**WHAT IS NEEDED**
Write out the whole listing again, exactly as given.

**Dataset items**
════════════════

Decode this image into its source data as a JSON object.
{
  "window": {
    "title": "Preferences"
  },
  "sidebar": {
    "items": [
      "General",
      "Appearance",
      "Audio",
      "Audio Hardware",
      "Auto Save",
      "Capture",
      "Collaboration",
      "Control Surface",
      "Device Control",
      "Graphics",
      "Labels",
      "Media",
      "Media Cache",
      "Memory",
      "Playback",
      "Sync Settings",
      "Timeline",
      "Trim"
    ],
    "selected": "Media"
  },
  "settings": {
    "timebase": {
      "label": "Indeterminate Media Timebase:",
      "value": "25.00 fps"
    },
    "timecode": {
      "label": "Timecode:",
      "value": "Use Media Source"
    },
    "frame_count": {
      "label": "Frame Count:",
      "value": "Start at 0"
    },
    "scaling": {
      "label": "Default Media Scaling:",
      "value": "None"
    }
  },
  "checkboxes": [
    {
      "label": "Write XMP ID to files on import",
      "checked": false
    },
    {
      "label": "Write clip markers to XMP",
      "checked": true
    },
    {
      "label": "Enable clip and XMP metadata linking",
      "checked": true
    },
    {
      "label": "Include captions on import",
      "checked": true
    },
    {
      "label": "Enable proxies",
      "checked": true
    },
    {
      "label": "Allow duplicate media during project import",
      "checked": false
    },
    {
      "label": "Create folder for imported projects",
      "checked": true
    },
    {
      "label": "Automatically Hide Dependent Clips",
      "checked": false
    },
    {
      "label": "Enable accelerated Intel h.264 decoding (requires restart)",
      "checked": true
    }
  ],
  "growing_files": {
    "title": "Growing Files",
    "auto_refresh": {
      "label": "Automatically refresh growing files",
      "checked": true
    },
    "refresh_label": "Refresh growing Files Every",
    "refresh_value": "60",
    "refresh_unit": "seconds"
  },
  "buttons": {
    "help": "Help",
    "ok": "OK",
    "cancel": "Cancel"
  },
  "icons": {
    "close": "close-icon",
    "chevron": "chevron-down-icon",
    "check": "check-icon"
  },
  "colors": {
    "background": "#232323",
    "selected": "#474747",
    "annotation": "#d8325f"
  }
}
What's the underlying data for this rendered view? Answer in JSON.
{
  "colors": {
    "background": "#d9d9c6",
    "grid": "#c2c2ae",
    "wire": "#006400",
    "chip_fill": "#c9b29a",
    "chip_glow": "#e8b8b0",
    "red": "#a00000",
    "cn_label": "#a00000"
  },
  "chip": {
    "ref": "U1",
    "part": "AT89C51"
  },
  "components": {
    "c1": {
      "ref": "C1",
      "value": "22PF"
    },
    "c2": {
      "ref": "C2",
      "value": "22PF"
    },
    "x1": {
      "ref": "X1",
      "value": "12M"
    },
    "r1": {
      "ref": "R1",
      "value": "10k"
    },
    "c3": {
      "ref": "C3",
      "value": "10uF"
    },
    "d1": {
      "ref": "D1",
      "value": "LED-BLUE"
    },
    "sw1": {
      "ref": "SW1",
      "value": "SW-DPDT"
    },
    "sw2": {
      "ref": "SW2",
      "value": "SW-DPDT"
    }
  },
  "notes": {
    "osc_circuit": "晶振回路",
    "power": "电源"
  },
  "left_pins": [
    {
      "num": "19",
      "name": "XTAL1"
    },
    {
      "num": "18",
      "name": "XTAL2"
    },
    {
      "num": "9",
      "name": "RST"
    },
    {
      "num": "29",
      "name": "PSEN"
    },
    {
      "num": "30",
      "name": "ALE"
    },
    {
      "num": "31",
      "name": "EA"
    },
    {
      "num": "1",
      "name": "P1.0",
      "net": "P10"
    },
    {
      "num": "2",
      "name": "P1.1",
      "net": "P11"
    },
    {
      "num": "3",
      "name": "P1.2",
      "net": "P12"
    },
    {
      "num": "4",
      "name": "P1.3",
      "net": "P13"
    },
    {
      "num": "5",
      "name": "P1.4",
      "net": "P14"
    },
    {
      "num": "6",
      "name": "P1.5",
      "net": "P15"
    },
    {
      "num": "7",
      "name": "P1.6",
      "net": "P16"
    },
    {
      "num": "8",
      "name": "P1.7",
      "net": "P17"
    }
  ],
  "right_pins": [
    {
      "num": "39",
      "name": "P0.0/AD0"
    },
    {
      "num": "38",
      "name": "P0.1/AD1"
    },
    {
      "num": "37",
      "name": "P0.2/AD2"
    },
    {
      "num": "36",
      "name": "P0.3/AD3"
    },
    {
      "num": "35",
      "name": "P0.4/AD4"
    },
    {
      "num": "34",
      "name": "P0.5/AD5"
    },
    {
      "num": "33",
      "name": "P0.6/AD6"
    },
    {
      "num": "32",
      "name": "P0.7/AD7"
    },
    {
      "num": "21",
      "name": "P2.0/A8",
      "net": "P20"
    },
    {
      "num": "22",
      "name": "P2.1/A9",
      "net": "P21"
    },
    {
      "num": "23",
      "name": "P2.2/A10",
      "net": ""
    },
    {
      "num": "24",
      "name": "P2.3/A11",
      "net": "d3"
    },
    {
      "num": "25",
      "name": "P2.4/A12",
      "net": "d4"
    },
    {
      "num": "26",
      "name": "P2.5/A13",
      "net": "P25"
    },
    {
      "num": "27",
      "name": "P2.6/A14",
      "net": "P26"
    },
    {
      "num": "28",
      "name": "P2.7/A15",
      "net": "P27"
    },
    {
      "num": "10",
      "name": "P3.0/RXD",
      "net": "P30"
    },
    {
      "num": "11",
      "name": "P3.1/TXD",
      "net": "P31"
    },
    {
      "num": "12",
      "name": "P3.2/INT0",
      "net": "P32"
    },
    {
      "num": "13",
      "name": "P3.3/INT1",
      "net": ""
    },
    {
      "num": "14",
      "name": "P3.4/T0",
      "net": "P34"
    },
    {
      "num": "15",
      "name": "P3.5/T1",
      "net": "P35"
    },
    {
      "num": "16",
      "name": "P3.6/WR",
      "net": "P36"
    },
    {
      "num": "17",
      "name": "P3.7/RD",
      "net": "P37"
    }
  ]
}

════════════════

**FULL RESPONSE**
Decode this image into its source data as a JSON object.
{
  "window": {
    "title": "Preferences"
  },
  "sidebar": {
    "items": [
      "General",
      "Appearance",
      "Audio",
      "Audio Hardware",
      "Auto Save",
      "Capture",
      "Collaboration",
      "Control Surface",
      "Device Control",
      "Graphics",
      "Labels",
      "Media",
      "Media Cache",
      "Memory",
      "Playback",
      "Sync Settings",
      "Timeline",
      "Trim"
    ],
    "selected": "Media"
  },
  "settings": {
    "timebase": {
      "label": "Indeterminate Media Timebase:",
      "value": "25.00 fps"
    },
    "timecode": {
      "label": "Timecode:",
      "value": "Use Media Source"
    },
    "frame_count": {
      "label": "Frame Count:",
      "value": "Start at 0"
    },
    "scaling": {
      "label": "Default Media Scaling:",
      "value": "None"
    }
  },
  "checkboxes": [
    {
      "label": "Write XMP ID to files on import",
      "checked": false
    },
    {
      "label": "Write clip markers to XMP",
      "checked": true
    },
    {
      "label": "Enable clip and XMP metadata linking",
      "checked": true
    },
    {
      "label": "Include captions on import",
      "checked": true
    },
    {
      "label": "Enable proxies",
      "checked": true
    },
    {
      "label": "Allow duplicate media during project import",
      "checked": false
    },
    {
      "label": "Create folder for imported projects",
      "checked": true
    },
    {
      "label": "Automatically Hide Dependent Clips",
      "checked": false
    },
    {
      "label": "Enable accelerated Intel h.264 decoding (requires restart)",
      "checked": true
    }
  ],
  "growing_files": {
    "title": "Growing Files",
    "auto_refresh": {
      "label": "Automatically refresh growing files",
      "checked": true
    },
    "refresh_label": "Refresh growing Files Every",
    "refresh_value": "60",
    "refresh_unit": "seconds"
  },
  "buttons": {
    "help": "Help",
    "ok": "OK",
    "cancel": "Cancel"
  },
  "icons": {
    "close": "close-icon",
    "chevron": "chevron-down-icon",
    "check": "check-icon"
  },
  "colors": {
    "background": "#232323",
    "selected": "#474747",
    "annotation": "#d8325f"
  }
}
What's the underlying data for this rendered view? Answer in JSON.
{
  "colors": {
    "background": "#d9d9c6",
    "grid": "#c2c2ae",
    "wire": "#006400",
    "chip_fill": "#c9b29a",
    "chip_glow": "#e8b8b0",
    "red": "#a00000",
    "cn_label": "#a00000"
  },
  "chip": {
    "ref": "U1",
    "part": "AT89C51"
  },
  "components": {
    "c1": {
      "ref": "C1",
      "value": "22PF"
    },
    "c2": {
      "ref": "C2",
      "value": "22PF"
    },
    "x1": {
      "ref": "X1",
      "value": "12M"
    },
    "r1": {
      "ref": "R1",
      "value": "10k"
    },
    "c3": {
      "ref": "C3",
      "value": "10uF"
    },
    "d1": {
      "ref": "D1",
      "value": "LED-BLUE"
    },
    "sw1": {
      "ref": "SW1",
      "value": "SW-DPDT"
    },
    "sw2": {
      "ref": "SW2",
      "value": "SW-DPDT"
    }
  },
  "notes": {
    "osc_circuit": "晶振回路",
    "power": "电源"
  },
  "left_pins": [
    {
      "num": "19",
      "name": "XTAL1"
    },
    {
      "num": "18",
      "name": "XTAL2"
    },
    {
      "num": "9",
      "name": "RST"
    },
    {
      "num": "29",
      "name": "PSEN"
    },
    {
      "num": "30",
      "name": "ALE"
    },
    {
      "num": "31",
      "name": "EA"
    },
    {
      "num": "1",
      "name": "P1.0",
      "net": "P10"
    },
    {
      "num": "2",
      "name": "P1.1",
      "net": "P11"
    },
    {
      "num": "3",
      "name": "P1.2",
      "net": "P12"
    },
    {
      "num": "4",
      "name": "P1.3",
      "net": "P13"
    },
    {
      "num": "5",
      "name": "P1.4",
      "net": "P14"
    },
    {
      "num": "6",
      "name": "P1.5",
      "net": "P15"
    },
    {
      "num": "7",
      "name": "P1.6",
      "net": "P16"
    },
    {
      "num": "8",
      "name": "P1.7",
      "net": "P17"
    }
  ],
  "right_pins": [
    {
      "num": "39",
      "name": "P0.0/AD0"
    },
    {
      "num": "38",
      "name": "P0.1/AD1"
    },
    {
      "num": "37",
      "name": "P0.2/AD2"
    },
    {
      "num": "36",
      "name": "P0.3/AD3"
    },
    {
      "num": "35",
      "name": "P0.4/AD4"
    },
    {
      "num": "34",
      "name": "P0.5/AD5"
    },
    {
      "num": "33",
      "name": "P0.6/AD6"
    },
    {
      "num": "32",
      "name": "P0.7/AD7"
    },
    {
      "num": "21",
      "name": "P2.0/A8",
      "net": "P20"
    },
    {
      "num": "22",
      "name": "P2.1/A9",
      "net": "P21"
    },
    {
      "num": "23",
      "name": "P2.2/A10",
      "net": ""
    },
    {
      "num": "24",
      "name": "P2.3/A11",
      "net": "d3"
    },
    {
      "num": "25",
      "name": "P2.4/A12",
      "net": "d4"
    },
    {
      "num": "26",
      "name": "P2.5/A13",
      "net": "P25"
    },
    {
      "num": "27",
      "name": "P2.6/A14",
      "net": "P26"
    },
    {
      "num": "28",
      "name": "P2.7/A15",
      "net": "P27"
    },
    {
      "num": "10",
      "name": "P3.0/RXD",
      "net": "P30"
    },
    {
      "num": "11",
      "name": "P3.1/TXD",
      "net": "P31"
    },
    {
      "num": "12",
      "name": "P3.2/INT0",
      "net": "P32"
    },
    {
      "num": "13",
      "name": "P3.3/INT1",
      "net": ""
    },
    {
      "num": "14",
      "name": "P3.4/T0",
      "net": "P34"
    },
    {
      "num": "15",
      "name": "P3.5/T1",
      "net": "P35"
    },
    {
      "num": "16",
      "name": "P3.6/WR",
      "net": "P36"
    },
    {
      "num": "17",
      "name": "P3.7/RD",
      "net": "P37"
    }
  ]
}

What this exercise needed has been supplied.